-- start of Provided data --

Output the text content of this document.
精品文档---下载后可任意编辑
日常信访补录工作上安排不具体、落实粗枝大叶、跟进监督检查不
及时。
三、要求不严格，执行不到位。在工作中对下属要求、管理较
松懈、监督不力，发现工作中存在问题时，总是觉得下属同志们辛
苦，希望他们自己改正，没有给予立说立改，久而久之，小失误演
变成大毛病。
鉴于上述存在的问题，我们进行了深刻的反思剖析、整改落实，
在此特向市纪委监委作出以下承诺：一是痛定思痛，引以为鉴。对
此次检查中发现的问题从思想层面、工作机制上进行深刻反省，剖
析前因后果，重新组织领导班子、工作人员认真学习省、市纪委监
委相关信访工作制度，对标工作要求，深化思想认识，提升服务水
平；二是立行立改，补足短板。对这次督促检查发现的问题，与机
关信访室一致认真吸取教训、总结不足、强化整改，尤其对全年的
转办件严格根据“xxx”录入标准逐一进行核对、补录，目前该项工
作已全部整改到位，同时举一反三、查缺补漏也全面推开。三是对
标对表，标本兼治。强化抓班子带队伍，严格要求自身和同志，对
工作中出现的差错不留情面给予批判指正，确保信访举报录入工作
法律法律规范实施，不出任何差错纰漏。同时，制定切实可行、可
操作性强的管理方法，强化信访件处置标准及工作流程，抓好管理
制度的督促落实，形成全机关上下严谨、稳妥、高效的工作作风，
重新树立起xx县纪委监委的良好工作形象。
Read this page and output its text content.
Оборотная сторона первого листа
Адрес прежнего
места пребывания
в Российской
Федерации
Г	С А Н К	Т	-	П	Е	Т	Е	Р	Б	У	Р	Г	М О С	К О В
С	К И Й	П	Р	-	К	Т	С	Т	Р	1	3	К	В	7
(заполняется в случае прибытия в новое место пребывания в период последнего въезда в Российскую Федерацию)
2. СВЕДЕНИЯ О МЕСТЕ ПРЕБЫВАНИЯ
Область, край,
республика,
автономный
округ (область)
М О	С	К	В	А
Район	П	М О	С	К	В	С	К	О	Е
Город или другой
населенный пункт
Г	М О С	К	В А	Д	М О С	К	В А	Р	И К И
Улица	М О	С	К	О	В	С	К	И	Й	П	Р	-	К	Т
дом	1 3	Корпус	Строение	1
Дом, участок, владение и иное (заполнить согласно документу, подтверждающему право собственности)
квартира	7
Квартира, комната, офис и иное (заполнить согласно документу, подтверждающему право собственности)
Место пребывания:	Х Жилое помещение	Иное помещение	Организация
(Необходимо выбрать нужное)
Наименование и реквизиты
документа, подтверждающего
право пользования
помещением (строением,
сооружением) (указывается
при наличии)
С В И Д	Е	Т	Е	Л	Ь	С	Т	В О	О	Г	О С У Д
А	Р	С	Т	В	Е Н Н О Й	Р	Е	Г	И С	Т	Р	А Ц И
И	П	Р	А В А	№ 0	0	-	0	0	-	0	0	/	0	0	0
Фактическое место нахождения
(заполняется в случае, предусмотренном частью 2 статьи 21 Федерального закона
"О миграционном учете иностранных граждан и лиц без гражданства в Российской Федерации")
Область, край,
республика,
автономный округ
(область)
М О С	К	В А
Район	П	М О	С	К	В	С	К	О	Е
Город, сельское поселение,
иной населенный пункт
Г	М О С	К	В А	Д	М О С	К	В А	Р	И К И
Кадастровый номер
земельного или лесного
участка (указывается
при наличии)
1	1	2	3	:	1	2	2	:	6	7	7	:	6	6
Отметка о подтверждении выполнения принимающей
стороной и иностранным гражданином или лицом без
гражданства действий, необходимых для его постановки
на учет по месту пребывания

-- end of Provided data --

Exercise instructions:
Repeat all of the entries exactly.

Final result:
Output the text content of this document.
精品文档---下载后可任意编辑
日常信访补录工作上安排不具体、落实粗枝大叶、跟进监督检查不
及时。
三、要求不严格，执行不到位。在工作中对下属要求、管理较
松懈、监督不力，发现工作中存在问题时，总是觉得下属同志们辛
苦，希望他们自己改正，没有给予立说立改，久而久之，小失误演
变成大毛病。
鉴于上述存在的问题，我们进行了深刻的反思剖析、整改落实，
在此特向市纪委监委作出以下承诺：一是痛定思痛，引以为鉴。对
此次检查中发现的问题从思想层面、工作机制上进行深刻反省，剖
析前因后果，重新组织领导班子、工作人员认真学习省、市纪委监
委相关信访工作制度，对标工作要求，深化思想认识，提升服务水
平；二是立行立改，补足短板。对这次督促检查发现的问题，与机
关信访室一致认真吸取教训、总结不足、强化整改，尤其对全年的
转办件严格根据“xxx”录入标准逐一进行核对、补录，目前该项工
作已全部整改到位，同时举一反三、查缺补漏也全面推开。三是对
标对表，标本兼治。强化抓班子带队伍，严格要求自身和同志，对
工作中出现的差错不留情面给予批判指正，确保信访举报录入工作
法律法律规范实施，不出任何差错纰漏。同时，制定切实可行、可
操作性强的管理方法，强化信访件处置标准及工作流程，抓好管理
制度的督促落实，形成全机关上下严谨、稳妥、高效的工作作风，
重新树立起xx县纪委监委的良好工作形象。
Read this page and output its text content.
Оборотная сторона первого листа
Адрес прежнего
места пребывания
в Российской
Федерации
Г	С А Н К	Т	-	П	Е	Т	Е	Р	Б	У	Р	Г	М О С	К О В
С	К И Й	П	Р	-	К	Т	С	Т	Р	1	3	К	В	7
(заполняется в случае прибытия в новое место пребывания в период последнего въезда в Российскую Федерацию)
2. СВЕДЕНИЯ О МЕСТЕ ПРЕБЫВАНИЯ
Область, край,
республика,
автономный
округ (область)
М О	С	К	В	А
Район	П	М О	С	К	В	С	К	О	Е
Город или другой
населенный пункт
Г	М О С	К	В А	Д	М О С	К	В А	Р	И К И
Улица	М О	С	К	О	В	С	К	И	Й	П	Р	-	К	Т
дом	1 3	Корпус	Строение	1
Дом, участок, владение и иное (заполнить согласно документу, подтверждающему право собственности)
квартира	7
Квартира, комната, офис и иное (заполнить согласно документу, подтверждающему право собственности)
Место пребывания:	Х Жилое помещение	Иное помещение	Организация
(Необходимо выбрать нужное)
Наименование и реквизиты
документа, подтверждающего
право пользования
помещением (строением,
сооружением) (указывается
при наличии)
С В И Д	Е	Т	Е	Л	Ь	С	Т	В О	О	Г	О С У Д
А	Р	С	Т	В	Е Н Н О Й	Р	Е	Г	И С	Т	Р	А Ц И
И	П	Р	А В А	№ 0	0	-	0	0	-	0	0	/	0	0	0
Фактическое место нахождения
(заполняется в случае, предусмотренном частью 2 статьи 21 Федерального закона
"О миграционном учете иностранных граждан и лиц без гражданства в Российской Федерации")
Область, край,
республика,
автономный округ
(область)
М О С	К	В А
Район	П	М О	С	К	В	С	К	О	Е
Город, сельское поселение,
иной населенный пункт
Г	М О С	К	В А	Д	М О С	К	В А	Р	И К И
Кадастровый номер
земельного или лесного
участка (указывается
при наличии)
1	1	2	3	:	1	2	2	:	6	7	7	:	6	6
Отметка о подтверждении выполнения принимающей
стороной и иностранным гражданином или лицом без
гражданства действий, необходимых для его постановки
на учет по месту пребывания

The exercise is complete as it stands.